**Exercise task 1**. Reproduce the entries verbatim, everything from the first line of the entries down to the line containing "server-icon[interactable]: [8, 504, 30, 520]", with both of those lines included.

**Source extract**.
▬▬▬
Reduce size of data

Craig Alexander Morrison · February 8th, 2006, 02:02 PM posted to microsoft.public.access.tablesdbdesign

Worth every penny. (g)

--
Slainte

Craig Alexander Morrison
Crawbridge Data (Scotland) Limited

"Jeff Boyce" -DISCARD_HYPHEN_TO_END wrote in message
...
Tom

Have you looked into the new Express SQL Server 2005 -- download for free.

Regards

Jeff Boyce
Microsoft Office/Access MVP
Microsoft IT Academy Program Mentor

"Tom Ellison" wrote in message
...
Dear John:

MSDE has same limits, but probably better storage algorithms. I'm not
sure
there would be enough benefit to switching to MSDE. Client will not
upgrade
to full SQL Server. Expense of server OS, SQL Server, plus server
hardware
would be nearly $4K I expect. No where close to what he would spend.

I've used the same procedure in changing to a Single datatype, and the
database dropped by 80% in size. Go figure! It didn't drop even 1%
changing from precision 18 to 7. No explanation from me!

So, as you can see, I had already discussed SQL Server as an alternative.
It's one I certainly like.

My initial results are in. Indexing just one numeric column causes a 83%
increase in performance. Pretty good start. Maybe enough to finish the
project. I just hope Single datatype isn't a problem. It's not dollars
and
cents, but some kind of ratios and such. Probably this will work,
though.
I'll have to explain why 9.17 can result in records that show 9.17,
although it's stored as 9.169993. Life is a series of trade-offs, eh?

I understand about the text pointer thing. This app doesn't search for
that
text column. But surely the area where the text is stored makes the
overall
database sensitive to the length of the strings. But I guess that's the
actual length, not the maximum allocated length. So now that makes sense
also. If the text were all padded to full length with spaces, that would
be
different then.

Thanks for your participation.

Tom Ellison

"John Nurick" wrote in message
...
AFAIK Jet stores Decimals like dBase does: no nibbles, but one byte per
digit, so at least 18 bytes for a decimal of precision 18. However, if
you only need 7 digits precision you could replace your Decimals with
Longs and hard-code the position of the decimal point.
▬▬▬
**Data rows**.
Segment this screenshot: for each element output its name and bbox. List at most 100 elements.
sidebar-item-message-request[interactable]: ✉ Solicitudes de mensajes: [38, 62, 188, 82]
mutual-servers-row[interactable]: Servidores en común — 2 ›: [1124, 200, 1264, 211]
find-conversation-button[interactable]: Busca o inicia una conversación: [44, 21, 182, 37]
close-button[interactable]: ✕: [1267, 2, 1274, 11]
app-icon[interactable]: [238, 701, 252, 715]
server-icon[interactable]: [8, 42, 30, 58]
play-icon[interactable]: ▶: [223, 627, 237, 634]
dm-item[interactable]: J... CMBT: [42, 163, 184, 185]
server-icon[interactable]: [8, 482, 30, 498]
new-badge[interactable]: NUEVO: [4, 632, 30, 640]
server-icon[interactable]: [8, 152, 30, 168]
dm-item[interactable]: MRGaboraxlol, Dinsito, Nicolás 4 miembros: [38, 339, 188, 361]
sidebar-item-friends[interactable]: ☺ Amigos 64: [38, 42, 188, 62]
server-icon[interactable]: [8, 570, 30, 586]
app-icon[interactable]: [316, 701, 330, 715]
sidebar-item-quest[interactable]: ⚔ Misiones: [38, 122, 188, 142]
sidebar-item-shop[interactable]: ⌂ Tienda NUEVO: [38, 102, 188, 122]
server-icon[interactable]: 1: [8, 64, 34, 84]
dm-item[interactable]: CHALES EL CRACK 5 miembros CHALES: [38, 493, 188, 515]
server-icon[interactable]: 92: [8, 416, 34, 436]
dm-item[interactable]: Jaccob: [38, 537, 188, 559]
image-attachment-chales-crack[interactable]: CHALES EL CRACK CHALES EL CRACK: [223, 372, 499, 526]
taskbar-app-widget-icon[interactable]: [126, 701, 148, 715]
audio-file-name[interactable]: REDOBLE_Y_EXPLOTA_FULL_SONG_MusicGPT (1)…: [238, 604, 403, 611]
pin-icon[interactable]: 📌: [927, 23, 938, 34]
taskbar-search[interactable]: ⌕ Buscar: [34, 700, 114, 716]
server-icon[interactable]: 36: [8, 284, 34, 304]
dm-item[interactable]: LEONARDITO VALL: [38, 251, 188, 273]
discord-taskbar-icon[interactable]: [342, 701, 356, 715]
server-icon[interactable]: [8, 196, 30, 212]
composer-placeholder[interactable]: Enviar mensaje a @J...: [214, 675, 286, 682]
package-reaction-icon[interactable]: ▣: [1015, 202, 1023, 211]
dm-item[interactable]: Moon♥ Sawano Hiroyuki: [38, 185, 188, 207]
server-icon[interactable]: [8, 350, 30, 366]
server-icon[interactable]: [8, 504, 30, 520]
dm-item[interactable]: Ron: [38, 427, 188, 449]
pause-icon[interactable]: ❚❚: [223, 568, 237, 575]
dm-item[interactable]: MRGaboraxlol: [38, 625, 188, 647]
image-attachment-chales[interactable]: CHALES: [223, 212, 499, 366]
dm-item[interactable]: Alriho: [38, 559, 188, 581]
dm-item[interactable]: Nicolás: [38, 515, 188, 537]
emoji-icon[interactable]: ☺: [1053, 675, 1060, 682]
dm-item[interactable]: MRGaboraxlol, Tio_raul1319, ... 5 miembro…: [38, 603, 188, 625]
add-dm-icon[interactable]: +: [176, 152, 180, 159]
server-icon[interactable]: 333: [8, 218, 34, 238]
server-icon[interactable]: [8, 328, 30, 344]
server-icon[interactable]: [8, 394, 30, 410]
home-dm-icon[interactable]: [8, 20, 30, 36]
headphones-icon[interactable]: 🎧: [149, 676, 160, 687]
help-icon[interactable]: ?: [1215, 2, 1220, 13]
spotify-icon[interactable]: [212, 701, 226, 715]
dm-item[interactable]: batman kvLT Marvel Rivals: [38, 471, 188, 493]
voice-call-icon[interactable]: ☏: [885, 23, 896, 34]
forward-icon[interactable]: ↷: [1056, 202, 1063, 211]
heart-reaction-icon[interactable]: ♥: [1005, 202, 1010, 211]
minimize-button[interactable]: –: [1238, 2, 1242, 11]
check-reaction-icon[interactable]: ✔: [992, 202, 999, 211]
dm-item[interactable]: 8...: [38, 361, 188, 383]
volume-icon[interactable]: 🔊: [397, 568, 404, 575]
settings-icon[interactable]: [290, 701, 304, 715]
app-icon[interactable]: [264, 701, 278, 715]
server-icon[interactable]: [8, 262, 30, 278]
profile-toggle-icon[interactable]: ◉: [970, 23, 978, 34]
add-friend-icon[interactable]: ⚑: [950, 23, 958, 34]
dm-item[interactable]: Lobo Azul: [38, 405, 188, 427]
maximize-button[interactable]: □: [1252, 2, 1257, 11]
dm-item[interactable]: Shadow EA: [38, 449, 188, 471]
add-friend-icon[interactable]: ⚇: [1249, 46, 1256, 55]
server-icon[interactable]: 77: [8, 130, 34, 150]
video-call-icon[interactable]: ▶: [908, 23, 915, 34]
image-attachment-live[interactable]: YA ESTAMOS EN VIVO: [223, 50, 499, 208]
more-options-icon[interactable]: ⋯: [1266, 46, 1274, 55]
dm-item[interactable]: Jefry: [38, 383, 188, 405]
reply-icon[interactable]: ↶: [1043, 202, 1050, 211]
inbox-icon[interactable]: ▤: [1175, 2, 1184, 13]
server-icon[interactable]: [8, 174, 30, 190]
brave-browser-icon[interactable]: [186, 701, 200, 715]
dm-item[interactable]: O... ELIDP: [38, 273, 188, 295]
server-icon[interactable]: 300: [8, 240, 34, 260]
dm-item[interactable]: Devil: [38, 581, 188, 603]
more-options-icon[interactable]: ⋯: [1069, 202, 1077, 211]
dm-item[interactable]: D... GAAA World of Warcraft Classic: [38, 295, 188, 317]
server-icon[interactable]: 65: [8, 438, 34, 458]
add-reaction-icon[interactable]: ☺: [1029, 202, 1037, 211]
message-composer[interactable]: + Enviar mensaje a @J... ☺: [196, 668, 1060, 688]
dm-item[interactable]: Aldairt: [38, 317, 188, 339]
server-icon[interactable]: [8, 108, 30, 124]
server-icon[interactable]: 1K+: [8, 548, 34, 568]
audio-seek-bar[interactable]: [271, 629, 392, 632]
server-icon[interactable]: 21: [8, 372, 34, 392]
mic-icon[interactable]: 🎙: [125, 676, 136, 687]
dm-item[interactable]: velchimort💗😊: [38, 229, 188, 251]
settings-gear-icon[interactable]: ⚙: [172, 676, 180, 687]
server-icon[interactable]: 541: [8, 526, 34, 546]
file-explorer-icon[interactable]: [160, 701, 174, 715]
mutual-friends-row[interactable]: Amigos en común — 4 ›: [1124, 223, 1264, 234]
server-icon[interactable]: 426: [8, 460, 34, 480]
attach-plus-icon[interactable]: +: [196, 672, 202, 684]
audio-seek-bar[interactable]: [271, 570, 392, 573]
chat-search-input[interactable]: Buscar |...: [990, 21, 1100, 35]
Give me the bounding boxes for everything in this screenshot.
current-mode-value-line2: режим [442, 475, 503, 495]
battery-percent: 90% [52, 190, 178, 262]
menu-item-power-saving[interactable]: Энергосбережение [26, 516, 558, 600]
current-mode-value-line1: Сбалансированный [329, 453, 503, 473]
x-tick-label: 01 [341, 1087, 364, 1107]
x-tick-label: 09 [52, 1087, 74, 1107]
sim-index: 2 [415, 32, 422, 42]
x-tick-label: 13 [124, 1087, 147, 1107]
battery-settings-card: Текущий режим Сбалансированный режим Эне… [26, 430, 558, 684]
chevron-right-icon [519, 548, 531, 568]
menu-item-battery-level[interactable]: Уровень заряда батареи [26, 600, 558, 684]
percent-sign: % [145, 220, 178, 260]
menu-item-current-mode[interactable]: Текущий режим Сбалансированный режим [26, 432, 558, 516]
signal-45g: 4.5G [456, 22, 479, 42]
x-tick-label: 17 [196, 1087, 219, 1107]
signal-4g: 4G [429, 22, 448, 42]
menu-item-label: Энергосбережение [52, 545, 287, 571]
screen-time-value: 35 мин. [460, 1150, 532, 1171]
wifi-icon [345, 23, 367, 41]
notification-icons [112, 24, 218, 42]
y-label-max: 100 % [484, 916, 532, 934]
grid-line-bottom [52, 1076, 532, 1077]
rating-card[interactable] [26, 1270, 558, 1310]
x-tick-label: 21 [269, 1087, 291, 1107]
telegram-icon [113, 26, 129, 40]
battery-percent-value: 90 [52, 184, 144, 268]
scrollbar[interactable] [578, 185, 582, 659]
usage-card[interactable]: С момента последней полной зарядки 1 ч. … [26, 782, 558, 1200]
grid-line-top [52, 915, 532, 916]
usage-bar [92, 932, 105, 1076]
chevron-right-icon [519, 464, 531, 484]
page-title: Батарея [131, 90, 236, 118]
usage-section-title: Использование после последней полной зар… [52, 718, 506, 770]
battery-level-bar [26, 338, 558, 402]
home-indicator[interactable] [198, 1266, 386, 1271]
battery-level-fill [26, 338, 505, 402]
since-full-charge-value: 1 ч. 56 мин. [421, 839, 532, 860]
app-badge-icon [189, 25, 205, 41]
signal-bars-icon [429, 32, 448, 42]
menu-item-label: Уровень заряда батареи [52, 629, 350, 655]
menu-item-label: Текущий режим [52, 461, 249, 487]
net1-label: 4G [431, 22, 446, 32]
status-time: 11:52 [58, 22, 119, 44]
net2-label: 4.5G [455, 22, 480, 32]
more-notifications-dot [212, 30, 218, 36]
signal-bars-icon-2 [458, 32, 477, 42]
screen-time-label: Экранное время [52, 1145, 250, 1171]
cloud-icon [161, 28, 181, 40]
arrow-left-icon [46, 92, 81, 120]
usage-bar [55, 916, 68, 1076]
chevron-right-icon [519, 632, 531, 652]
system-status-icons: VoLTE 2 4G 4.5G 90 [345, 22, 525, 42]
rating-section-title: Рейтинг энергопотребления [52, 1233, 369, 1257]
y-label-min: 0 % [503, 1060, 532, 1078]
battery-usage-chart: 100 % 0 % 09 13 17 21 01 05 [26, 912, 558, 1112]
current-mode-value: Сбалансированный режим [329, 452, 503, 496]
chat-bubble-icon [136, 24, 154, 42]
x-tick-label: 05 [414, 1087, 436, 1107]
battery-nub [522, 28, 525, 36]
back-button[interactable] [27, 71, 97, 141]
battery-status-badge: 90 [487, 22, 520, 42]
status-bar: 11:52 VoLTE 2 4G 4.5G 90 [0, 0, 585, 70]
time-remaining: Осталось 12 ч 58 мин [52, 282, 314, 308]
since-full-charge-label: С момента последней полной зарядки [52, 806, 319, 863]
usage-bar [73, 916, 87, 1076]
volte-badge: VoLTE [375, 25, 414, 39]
▬▬▬
**Exercise task 2**.
Answer these questions using the forum thread on reducing data size:
(a) Which product does Jeff Boyce suggest looking into, and at what cost?
(b) By what percentage did the database shrink when Tom Ellison changed to a Single datatype?
(c) According to John Nurick, how many bytes per digit does Jet use to store Decimals?

**Task result 1**.
Segment this screenshot: for each element output its name and bbox. List at most 100 elements.
sidebar-item-message-request[interactable]: ✉ Solicitudes de mensajes: [38, 62, 188, 82]
mutual-servers-row[interactable]: Servidores en común — 2 ›: [1124, 200, 1264, 211]
find-conversation-button[interactable]: Busca o inicia una conversación: [44, 21, 182, 37]
close-button[interactable]: ✕: [1267, 2, 1274, 11]
app-icon[interactable]: [238, 701, 252, 715]
server-icon[interactable]: [8, 42, 30, 58]
play-icon[interactable]: ▶: [223, 627, 237, 634]
dm-item[interactable]: J... CMBT: [42, 163, 184, 185]
server-icon[interactable]: [8, 482, 30, 498]
new-badge[interactable]: NUEVO: [4, 632, 30, 640]
server-icon[interactable]: [8, 152, 30, 168]
dm-item[interactable]: MRGaboraxlol, Dinsito, Nicolás 4 miembros: [38, 339, 188, 361]
sidebar-item-friends[interactable]: ☺ Amigos 64: [38, 42, 188, 62]
server-icon[interactable]: [8, 570, 30, 586]
app-icon[interactable]: [316, 701, 330, 715]
sidebar-item-quest[interactable]: ⚔ Misiones: [38, 122, 188, 142]
sidebar-item-shop[interactable]: ⌂ Tienda NUEVO: [38, 102, 188, 122]
server-icon[interactable]: 1: [8, 64, 34, 84]
dm-item[interactable]: CHALES EL CRACK 5 miembros CHALES: [38, 493, 188, 515]
server-icon[interactable]: 92: [8, 416, 34, 436]
dm-item[interactable]: Jaccob: [38, 537, 188, 559]
image-attachment-chales-crack[interactable]: CHALES EL CRACK CHALES EL CRACK: [223, 372, 499, 526]
taskbar-app-widget-icon[interactable]: [126, 701, 148, 715]
audio-file-name[interactable]: REDOBLE_Y_EXPLOTA_FULL_SONG_MusicGPT (1)…: [238, 604, 403, 611]
pin-icon[interactable]: 📌: [927, 23, 938, 34]
taskbar-search[interactable]: ⌕ Buscar: [34, 700, 114, 716]
server-icon[interactable]: 36: [8, 284, 34, 304]
dm-item[interactable]: LEONARDITO VALL: [38, 251, 188, 273]
discord-taskbar-icon[interactable]: [342, 701, 356, 715]
server-icon[interactable]: [8, 196, 30, 212]
composer-placeholder[interactable]: Enviar mensaje a @J...: [214, 675, 286, 682]
package-reaction-icon[interactable]: ▣: [1015, 202, 1023, 211]
dm-item[interactable]: Moon♥ Sawano Hiroyuki: [38, 185, 188, 207]
server-icon[interactable]: [8, 350, 30, 366]
server-icon[interactable]: [8, 504, 30, 520]

**Task result 2**.
(a) The new Express SQL Server 2005, which can be downloaded for free.
(b) By 80%.
(c) One byte per digit.